Dataset records:
- - - -

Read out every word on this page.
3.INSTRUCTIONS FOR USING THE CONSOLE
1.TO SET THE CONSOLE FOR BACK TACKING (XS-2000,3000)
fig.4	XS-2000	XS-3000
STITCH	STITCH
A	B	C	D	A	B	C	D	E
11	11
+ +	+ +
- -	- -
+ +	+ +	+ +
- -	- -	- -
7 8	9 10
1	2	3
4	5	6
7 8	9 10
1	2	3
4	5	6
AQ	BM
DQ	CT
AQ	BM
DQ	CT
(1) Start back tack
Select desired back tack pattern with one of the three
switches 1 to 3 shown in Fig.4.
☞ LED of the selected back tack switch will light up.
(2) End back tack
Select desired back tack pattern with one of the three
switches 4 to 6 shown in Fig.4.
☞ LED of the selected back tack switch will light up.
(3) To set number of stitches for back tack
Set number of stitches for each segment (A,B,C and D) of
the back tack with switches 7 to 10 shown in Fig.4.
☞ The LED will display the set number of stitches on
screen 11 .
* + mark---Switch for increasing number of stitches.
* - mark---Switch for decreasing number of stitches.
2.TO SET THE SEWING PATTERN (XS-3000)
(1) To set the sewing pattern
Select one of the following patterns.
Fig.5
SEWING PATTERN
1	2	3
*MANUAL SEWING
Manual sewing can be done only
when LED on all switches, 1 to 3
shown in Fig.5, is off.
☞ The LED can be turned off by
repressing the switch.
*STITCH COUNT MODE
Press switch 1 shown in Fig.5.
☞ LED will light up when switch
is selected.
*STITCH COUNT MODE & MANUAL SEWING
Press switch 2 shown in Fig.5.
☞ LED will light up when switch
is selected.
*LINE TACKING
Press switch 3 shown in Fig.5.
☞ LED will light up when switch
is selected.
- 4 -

- - - -

- Set exercise
Set down the listing in full, keeping every word exactly as it is.

- Full output
Read out every word on this page.
3.INSTRUCTIONS FOR USING THE CONSOLE
1.TO SET THE CONSOLE FOR BACK TACKING (XS-2000,3000)
fig.4	XS-2000	XS-3000
STITCH	STITCH
A	B	C	D	A	B	C	D	E
11	11
+ +	+ +
- -	- -
+ +	+ +	+ +
- -	- -	- -
7 8	9 10
1	2	3
4	5	6
7 8	9 10
1	2	3
4	5	6
AQ	BM
DQ	CT
AQ	BM
DQ	CT
(1) Start back tack
Select desired back tack pattern with one of the three
switches 1 to 3 shown in Fig.4.
☞ LED of the selected back tack switch will light up.
(2) End back tack
Select desired back tack pattern with one of the three
switches 4 to 6 shown in Fig.4.
☞ LED of the selected back tack switch will light up.
(3) To set number of stitches for back tack
Set number of stitches for each segment (A,B,C and D) of
the back tack with switches 7 to 10 shown in Fig.4.
☞ The LED will display the set number of stitches on
screen 11 .
* + mark---Switch for increasing number of stitches.
* - mark---Switch for decreasing number of stitches.
2.TO SET THE SEWING PATTERN (XS-3000)
(1) To set the sewing pattern
Select one of the following patterns.
Fig.5
SEWING PATTERN
1	2	3
*MANUAL SEWING
Manual sewing can be done only
when LED on all switches, 1 to 3
shown in Fig.5, is off.
☞ The LED can be turned off by
repressing the switch.
*STITCH COUNT MODE
Press switch 1 shown in Fig.5.
☞ LED will light up when switch
is selected.
*STITCH COUNT MODE & MANUAL SEWING
Press switch 2 shown in Fig.5.
☞ LED will light up when switch
is selected.
*LINE TACKING
Press switch 3 shown in Fig.5.
☞ LED will light up when switch
is selected.
- 4 -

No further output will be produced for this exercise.